=== RECORDS FOR THIS TASK ===

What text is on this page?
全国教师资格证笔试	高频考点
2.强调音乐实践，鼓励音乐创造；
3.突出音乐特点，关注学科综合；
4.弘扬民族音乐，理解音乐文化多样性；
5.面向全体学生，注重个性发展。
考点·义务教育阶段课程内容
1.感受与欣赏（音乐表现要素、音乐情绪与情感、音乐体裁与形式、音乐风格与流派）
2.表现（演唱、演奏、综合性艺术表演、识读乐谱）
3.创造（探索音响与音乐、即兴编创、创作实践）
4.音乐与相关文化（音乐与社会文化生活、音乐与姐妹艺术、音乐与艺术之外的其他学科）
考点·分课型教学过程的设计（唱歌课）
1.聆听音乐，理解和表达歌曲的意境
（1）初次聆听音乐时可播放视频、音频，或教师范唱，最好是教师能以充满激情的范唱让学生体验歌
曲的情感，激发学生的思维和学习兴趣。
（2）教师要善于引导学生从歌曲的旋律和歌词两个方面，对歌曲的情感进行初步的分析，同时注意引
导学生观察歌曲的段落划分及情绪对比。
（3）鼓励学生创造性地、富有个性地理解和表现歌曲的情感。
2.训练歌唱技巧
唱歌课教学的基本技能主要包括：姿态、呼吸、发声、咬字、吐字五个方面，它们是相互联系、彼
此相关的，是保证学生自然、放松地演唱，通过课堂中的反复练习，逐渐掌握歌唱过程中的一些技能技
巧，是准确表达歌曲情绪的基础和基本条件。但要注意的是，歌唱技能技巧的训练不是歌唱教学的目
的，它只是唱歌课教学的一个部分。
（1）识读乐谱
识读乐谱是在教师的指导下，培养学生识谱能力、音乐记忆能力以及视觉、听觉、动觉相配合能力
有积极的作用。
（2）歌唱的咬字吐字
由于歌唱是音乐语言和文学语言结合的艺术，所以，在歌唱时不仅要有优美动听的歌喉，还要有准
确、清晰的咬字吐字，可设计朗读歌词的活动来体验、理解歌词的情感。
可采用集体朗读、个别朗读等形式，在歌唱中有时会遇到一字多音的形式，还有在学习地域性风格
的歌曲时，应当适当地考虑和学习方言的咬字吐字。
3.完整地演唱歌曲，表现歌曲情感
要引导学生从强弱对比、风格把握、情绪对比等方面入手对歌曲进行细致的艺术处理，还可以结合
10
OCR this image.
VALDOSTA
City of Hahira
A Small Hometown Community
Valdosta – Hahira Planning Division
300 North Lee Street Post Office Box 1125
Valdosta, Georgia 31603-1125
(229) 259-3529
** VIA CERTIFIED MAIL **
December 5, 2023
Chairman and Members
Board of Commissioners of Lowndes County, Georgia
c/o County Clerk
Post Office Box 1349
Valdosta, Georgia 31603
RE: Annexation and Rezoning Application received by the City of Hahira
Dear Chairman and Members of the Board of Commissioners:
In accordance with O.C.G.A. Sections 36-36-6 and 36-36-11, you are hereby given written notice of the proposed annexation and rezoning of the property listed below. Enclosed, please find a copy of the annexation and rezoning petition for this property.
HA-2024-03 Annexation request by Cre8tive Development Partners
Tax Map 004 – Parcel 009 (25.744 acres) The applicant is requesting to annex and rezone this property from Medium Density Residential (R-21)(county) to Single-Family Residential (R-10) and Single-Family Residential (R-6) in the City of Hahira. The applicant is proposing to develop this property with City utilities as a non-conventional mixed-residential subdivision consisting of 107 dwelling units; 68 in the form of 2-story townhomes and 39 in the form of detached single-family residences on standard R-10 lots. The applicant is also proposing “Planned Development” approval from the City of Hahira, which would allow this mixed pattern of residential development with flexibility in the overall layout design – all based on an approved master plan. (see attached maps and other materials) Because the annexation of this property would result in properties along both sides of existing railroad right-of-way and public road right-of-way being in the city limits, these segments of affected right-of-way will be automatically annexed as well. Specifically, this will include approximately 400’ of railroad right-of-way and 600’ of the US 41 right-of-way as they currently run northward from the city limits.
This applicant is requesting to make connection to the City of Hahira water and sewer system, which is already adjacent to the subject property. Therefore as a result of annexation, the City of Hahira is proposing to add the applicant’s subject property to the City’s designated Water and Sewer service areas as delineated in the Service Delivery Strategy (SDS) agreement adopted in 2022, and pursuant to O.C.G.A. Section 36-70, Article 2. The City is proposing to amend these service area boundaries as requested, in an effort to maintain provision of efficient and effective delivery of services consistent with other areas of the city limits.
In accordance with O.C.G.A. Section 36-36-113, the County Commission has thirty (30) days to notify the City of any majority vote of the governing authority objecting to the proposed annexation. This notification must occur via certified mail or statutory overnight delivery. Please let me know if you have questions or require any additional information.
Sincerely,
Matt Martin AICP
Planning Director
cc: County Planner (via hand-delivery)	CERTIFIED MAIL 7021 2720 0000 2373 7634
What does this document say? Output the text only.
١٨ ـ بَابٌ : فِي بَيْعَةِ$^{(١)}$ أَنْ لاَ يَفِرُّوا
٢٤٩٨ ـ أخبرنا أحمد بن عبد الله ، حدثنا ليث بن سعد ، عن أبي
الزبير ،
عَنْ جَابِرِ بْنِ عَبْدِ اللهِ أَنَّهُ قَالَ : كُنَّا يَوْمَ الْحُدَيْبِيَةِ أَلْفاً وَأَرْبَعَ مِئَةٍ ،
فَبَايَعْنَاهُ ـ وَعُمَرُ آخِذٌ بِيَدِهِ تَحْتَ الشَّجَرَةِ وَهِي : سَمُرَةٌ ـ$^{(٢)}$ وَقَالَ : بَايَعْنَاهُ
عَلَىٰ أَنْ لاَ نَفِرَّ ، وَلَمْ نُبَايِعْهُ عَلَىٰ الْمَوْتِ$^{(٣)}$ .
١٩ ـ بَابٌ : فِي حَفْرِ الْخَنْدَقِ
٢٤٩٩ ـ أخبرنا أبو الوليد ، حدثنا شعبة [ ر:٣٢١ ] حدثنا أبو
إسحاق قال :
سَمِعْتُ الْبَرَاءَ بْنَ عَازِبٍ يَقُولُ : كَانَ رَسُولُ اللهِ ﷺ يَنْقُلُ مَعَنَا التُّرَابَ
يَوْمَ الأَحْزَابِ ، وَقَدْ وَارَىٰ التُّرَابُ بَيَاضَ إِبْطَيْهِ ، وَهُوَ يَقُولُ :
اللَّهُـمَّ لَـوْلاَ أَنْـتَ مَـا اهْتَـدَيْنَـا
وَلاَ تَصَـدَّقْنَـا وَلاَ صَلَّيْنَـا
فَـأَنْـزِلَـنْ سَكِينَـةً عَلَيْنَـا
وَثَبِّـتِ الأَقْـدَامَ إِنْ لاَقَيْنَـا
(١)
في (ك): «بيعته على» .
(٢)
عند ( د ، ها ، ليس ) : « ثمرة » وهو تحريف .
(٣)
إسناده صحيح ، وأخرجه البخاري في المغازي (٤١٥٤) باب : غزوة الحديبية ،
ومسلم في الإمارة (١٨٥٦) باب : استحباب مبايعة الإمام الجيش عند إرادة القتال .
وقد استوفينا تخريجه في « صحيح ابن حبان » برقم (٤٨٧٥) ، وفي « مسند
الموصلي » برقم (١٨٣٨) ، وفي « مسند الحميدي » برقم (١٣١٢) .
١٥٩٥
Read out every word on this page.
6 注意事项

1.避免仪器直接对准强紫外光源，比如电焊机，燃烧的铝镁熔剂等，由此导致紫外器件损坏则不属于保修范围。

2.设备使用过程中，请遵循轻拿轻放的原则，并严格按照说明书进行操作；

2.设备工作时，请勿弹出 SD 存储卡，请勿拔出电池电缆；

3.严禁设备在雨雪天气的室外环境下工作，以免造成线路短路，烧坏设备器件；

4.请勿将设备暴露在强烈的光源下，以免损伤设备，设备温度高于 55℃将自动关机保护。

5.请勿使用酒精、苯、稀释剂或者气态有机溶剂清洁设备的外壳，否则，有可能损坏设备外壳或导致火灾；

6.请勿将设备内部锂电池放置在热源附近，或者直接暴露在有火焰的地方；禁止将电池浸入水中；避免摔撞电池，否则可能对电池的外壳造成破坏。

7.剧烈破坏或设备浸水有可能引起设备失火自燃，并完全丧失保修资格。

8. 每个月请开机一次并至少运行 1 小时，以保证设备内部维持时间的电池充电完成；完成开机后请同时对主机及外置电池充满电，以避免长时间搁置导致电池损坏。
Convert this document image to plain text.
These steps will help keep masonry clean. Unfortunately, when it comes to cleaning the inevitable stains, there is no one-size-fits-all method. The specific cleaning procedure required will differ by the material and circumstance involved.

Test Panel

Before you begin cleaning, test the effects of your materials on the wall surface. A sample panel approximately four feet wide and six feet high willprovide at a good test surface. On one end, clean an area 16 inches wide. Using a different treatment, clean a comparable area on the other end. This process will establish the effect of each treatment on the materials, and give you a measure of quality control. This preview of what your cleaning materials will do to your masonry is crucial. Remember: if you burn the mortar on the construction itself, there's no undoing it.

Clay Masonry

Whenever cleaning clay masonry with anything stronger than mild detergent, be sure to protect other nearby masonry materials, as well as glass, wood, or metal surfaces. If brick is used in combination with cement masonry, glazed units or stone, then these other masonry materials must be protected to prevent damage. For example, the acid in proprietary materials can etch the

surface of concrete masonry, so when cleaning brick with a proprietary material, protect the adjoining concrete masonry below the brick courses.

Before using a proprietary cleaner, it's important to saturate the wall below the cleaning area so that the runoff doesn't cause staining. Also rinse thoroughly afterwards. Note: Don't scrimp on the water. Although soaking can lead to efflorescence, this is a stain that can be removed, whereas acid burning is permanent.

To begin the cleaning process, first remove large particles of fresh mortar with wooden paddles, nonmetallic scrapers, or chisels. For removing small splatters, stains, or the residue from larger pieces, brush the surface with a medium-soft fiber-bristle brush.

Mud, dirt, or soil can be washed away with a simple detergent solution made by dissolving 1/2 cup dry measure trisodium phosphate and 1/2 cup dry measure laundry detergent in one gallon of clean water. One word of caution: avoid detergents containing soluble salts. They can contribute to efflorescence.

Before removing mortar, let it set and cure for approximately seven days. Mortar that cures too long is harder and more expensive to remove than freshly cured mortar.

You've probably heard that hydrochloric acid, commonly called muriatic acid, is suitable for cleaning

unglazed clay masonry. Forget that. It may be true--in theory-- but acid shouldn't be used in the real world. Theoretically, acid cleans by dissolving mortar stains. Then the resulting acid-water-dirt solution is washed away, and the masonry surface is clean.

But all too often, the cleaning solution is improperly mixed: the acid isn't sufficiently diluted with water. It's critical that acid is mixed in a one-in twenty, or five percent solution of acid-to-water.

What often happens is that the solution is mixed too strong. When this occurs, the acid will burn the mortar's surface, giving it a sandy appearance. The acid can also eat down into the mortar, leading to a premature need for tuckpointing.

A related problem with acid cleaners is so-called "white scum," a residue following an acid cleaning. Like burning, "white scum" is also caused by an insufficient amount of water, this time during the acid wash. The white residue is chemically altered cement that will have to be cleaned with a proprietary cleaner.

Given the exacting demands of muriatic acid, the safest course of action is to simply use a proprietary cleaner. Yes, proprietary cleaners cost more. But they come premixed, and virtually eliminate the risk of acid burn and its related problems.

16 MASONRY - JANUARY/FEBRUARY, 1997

===

DIRECTIVE:
Count every line above that holds the string "Members" and give the total, nothing more.

FULL ANSWER:
2